begin

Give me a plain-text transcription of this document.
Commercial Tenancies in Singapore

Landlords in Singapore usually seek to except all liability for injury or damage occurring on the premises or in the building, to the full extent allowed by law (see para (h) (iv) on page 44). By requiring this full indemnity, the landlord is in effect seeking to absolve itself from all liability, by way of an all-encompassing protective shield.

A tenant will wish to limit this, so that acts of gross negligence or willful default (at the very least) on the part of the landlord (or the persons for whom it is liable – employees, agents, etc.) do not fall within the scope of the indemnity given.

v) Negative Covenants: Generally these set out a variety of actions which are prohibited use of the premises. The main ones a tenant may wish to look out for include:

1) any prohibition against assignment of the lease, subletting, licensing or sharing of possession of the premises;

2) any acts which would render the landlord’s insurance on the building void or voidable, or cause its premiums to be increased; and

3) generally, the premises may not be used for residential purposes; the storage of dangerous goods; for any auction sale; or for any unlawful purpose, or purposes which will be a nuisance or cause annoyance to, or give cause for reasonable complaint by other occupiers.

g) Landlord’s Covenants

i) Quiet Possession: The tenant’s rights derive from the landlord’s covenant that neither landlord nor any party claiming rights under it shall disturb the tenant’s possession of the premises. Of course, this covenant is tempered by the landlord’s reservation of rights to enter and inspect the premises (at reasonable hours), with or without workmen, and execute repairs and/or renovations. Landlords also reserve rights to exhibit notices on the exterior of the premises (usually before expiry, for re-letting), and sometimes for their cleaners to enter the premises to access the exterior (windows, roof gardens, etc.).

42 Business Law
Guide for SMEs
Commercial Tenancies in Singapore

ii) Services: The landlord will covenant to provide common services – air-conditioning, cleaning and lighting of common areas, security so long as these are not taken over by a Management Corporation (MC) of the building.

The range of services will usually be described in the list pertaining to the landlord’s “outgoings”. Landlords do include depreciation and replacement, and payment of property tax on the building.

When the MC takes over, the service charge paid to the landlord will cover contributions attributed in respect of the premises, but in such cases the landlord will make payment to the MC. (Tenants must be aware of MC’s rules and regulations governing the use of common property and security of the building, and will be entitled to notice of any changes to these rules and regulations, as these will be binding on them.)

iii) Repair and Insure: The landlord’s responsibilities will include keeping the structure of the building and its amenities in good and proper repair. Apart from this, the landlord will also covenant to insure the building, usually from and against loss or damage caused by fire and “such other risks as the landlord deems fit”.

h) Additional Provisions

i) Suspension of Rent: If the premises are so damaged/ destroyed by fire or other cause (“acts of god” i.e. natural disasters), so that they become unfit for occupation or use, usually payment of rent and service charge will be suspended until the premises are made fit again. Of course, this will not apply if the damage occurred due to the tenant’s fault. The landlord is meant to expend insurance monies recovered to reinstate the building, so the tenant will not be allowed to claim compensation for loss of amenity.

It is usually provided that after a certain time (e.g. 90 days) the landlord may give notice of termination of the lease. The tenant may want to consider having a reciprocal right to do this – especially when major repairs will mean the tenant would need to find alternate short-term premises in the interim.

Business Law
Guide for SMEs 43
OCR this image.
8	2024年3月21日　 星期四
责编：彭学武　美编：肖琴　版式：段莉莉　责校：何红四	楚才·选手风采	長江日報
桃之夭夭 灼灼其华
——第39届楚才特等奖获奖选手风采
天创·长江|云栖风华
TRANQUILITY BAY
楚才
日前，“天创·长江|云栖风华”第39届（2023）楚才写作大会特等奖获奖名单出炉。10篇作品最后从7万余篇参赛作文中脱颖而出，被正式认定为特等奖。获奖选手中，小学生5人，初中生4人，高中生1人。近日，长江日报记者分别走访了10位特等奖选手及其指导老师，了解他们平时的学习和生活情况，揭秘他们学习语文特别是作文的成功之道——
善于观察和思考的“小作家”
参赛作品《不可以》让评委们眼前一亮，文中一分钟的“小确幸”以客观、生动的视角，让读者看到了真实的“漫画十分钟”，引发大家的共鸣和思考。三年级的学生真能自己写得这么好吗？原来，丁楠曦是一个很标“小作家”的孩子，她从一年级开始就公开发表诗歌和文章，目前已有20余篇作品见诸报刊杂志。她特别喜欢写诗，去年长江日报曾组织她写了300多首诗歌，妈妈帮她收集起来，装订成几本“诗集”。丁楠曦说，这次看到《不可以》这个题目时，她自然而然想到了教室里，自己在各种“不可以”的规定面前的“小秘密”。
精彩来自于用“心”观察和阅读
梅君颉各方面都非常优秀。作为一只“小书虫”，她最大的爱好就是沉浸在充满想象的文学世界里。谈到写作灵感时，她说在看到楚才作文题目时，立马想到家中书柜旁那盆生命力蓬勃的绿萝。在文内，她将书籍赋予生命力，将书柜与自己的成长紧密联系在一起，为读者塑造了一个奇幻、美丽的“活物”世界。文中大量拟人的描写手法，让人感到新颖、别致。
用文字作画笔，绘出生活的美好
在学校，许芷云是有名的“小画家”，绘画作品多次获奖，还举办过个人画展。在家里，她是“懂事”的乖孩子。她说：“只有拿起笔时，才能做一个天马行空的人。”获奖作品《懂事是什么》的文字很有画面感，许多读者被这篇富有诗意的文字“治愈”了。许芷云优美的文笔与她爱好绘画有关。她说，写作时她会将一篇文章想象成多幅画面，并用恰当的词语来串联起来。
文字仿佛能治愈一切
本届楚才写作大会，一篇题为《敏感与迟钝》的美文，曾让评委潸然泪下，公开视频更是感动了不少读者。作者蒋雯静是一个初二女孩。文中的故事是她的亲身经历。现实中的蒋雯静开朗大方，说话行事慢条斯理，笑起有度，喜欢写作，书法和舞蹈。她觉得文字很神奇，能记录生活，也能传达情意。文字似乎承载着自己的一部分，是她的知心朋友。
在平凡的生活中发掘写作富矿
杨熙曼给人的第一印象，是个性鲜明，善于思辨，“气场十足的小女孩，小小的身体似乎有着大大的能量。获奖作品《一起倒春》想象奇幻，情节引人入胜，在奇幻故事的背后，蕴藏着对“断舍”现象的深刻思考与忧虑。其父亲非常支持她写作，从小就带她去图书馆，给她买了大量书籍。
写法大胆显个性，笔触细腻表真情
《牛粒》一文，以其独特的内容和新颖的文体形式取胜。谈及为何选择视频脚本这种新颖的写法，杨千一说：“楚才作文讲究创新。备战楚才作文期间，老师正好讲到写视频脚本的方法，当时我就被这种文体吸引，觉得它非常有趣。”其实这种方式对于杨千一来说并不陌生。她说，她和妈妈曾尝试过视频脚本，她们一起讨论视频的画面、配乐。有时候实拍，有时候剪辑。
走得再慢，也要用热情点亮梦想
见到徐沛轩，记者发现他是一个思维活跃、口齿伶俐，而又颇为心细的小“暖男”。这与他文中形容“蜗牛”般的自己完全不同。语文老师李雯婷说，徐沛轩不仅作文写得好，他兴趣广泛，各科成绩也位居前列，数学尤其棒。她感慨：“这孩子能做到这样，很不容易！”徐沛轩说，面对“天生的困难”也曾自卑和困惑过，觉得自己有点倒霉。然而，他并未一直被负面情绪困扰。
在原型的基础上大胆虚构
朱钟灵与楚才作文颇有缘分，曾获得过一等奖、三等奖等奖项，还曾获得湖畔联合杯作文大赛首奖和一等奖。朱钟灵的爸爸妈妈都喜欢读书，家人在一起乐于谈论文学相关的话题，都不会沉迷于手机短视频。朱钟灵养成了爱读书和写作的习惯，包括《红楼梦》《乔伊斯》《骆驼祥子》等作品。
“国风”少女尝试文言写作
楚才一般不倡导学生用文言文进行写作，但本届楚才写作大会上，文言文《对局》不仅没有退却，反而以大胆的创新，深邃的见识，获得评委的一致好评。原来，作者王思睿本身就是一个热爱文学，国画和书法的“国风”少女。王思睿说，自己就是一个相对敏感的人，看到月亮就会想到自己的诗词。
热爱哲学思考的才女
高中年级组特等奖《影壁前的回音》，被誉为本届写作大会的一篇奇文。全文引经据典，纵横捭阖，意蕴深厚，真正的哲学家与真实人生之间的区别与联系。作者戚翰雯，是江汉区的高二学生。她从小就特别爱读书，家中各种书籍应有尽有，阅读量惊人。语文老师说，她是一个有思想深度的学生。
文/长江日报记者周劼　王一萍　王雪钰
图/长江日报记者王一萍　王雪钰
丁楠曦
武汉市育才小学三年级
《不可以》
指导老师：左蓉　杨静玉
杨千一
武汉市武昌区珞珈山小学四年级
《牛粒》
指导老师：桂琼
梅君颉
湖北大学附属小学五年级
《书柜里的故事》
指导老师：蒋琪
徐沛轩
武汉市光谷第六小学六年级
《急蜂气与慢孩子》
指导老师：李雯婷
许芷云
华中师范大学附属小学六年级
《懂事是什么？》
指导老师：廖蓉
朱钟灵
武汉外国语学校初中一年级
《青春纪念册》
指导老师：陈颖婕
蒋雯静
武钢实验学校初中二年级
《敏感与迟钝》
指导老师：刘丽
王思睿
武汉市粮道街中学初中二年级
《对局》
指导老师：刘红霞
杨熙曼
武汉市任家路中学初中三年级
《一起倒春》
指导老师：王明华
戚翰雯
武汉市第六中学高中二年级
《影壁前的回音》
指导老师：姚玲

end

▶ **Do this**
Show every line from the entries above in which "services" appears.

▶ **Exercise response**
ii) Services: The landlord will covenant to provide common services – air-conditioning, cleaning and lighting of common areas, security so long as these are not taken over by a Management Corporation (MC) of the building.
The range of services will usually be described in the list pertaining to the landlord’s “outgoings”. Landlords do include depreciation and replacement, and payment of property tax on the building.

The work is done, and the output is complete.